**What is needed**
The exercise asks for every line of the data to be reproduced exactly.

>>>>>

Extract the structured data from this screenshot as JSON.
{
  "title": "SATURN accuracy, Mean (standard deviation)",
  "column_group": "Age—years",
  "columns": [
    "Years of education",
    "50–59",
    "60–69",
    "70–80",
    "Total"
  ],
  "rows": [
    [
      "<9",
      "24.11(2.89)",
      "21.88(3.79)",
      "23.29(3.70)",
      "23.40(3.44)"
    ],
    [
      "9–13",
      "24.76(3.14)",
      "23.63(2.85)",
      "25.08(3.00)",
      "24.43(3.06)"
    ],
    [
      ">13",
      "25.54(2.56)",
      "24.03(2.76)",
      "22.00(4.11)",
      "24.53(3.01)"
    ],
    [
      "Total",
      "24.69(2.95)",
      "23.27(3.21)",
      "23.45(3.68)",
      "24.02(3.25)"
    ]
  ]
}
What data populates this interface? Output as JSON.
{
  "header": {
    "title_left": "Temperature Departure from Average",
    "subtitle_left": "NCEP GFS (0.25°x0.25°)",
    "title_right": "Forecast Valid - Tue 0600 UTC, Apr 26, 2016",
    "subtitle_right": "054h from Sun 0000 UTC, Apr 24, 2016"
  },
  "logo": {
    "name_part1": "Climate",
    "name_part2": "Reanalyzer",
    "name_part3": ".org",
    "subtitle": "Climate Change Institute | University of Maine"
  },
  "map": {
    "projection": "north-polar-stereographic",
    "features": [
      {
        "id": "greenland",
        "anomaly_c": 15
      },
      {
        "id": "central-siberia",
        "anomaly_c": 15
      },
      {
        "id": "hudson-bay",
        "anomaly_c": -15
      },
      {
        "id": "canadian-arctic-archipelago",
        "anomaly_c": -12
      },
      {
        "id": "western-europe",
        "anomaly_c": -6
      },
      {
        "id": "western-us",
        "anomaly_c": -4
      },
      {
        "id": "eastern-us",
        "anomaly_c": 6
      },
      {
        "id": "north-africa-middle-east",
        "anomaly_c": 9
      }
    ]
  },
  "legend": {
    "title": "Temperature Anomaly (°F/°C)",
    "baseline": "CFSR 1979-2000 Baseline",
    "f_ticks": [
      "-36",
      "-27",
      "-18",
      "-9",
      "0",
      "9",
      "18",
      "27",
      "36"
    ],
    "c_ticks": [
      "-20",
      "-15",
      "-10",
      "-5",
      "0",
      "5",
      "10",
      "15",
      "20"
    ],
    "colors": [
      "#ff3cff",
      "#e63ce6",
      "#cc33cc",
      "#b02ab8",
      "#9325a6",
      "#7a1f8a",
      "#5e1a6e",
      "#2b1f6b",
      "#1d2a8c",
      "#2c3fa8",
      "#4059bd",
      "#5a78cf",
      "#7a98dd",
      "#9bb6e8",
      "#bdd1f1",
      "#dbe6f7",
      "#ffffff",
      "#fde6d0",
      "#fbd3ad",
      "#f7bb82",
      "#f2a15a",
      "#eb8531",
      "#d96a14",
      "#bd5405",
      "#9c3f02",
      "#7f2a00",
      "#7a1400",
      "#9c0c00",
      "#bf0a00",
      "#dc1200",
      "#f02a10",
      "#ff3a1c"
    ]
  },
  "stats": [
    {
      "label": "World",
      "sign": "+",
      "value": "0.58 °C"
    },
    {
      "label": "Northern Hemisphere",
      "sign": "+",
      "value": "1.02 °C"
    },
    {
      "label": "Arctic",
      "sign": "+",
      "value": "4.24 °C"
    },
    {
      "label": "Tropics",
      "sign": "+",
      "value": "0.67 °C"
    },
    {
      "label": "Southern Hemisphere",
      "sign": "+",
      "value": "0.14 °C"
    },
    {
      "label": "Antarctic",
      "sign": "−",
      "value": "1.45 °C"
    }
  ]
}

<<<<<

**Solution to this problem**
Extract the structured data from this screenshot as JSON.
{
  "title": "SATURN accuracy, Mean (standard deviation)",
  "column_group": "Age—years",
  "columns": [
    "Years of education",
    "50–59",
    "60–69",
    "70–80",
    "Total"
  ],
  "rows": [
    [
      "<9",
      "24.11(2.89)",
      "21.88(3.79)",
      "23.29(3.70)",
      "23.40(3.44)"
    ],
    [
      "9–13",
      "24.76(3.14)",
      "23.63(2.85)",
      "25.08(3.00)",
      "24.43(3.06)"
    ],
    [
      ">13",
      "25.54(2.56)",
      "24.03(2.76)",
      "22.00(4.11)",
      "24.53(3.01)"
    ],
    [
      "Total",
      "24.69(2.95)",
      "23.27(3.21)",
      "23.45(3.68)",
      "24.02(3.25)"
    ]
  ]
}
What data populates this interface? Output as JSON.
{
  "header": {
    "title_left": "Temperature Departure from Average",
    "subtitle_left": "NCEP GFS (0.25°x0.25°)",
    "title_right": "Forecast Valid - Tue 0600 UTC, Apr 26, 2016",
    "subtitle_right": "054h from Sun 0000 UTC, Apr 24, 2016"
  },
  "logo": {
    "name_part1": "Climate",
    "name_part2": "Reanalyzer",
    "name_part3": ".org",
    "subtitle": "Climate Change Institute | University of Maine"
  },
  "map": {
    "projection": "north-polar-stereographic",
    "features": [
      {
        "id": "greenland",
        "anomaly_c": 15
      },
      {
        "id": "central-siberia",
        "anomaly_c": 15
      },
      {
        "id": "hudson-bay",
        "anomaly_c": -15
      },
      {
        "id": "canadian-arctic-archipelago",
        "anomaly_c": -12
      },
      {
        "id": "western-europe",
        "anomaly_c": -6
      },
      {
        "id": "western-us",
        "anomaly_c": -4
      },
      {
        "id": "eastern-us",
        "anomaly_c": 6
      },
      {
        "id": "north-africa-middle-east",
        "anomaly_c": 9
      }
    ]
  },
  "legend": {
    "title": "Temperature Anomaly (°F/°C)",
    "baseline": "CFSR 1979-2000 Baseline",
    "f_ticks": [
      "-36",
      "-27",
      "-18",
      "-9",
      "0",
      "9",
      "18",
      "27",
      "36"
    ],
    "c_ticks": [
      "-20",
      "-15",
      "-10",
      "-5",
      "0",
      "5",
      "10",
      "15",
      "20"
    ],
    "colors": [
      "#ff3cff",
      "#e63ce6",
      "#cc33cc",
      "#b02ab8",
      "#9325a6",
      "#7a1f8a",
      "#5e1a6e",
      "#2b1f6b",
      "#1d2a8c",
      "#2c3fa8",
      "#4059bd",
      "#5a78cf",
      "#7a98dd",
      "#9bb6e8",
      "#bdd1f1",
      "#dbe6f7",
      "#ffffff",
      "#fde6d0",
      "#fbd3ad",
      "#f7bb82",
      "#f2a15a",
      "#eb8531",
      "#d96a14",
      "#bd5405",
      "#9c3f02",
      "#7f2a00",
      "#7a1400",
      "#9c0c00",
      "#bf0a00",
      "#dc1200",
      "#f02a10",
      "#ff3a1c"
    ]
  },
  "stats": [
    {
      "label": "World",
      "sign": "+",
      "value": "0.58 °C"
    },
    {
      "label": "Northern Hemisphere",
      "sign": "+",
      "value": "1.02 °C"
    },
    {
      "label": "Arctic",
      "sign": "+",
      "value": "4.24 °C"
    },
    {
      "label": "Tropics",
      "sign": "+",
      "value": "0.67 °C"
    },
    {
      "label": "Southern Hemisphere",
      "sign": "+",
      "value": "0.14 °C"
    },
    {
      "label": "Antarctic",
      "sign": "−",
      "value": "1.45 °C"
    }
  ]
}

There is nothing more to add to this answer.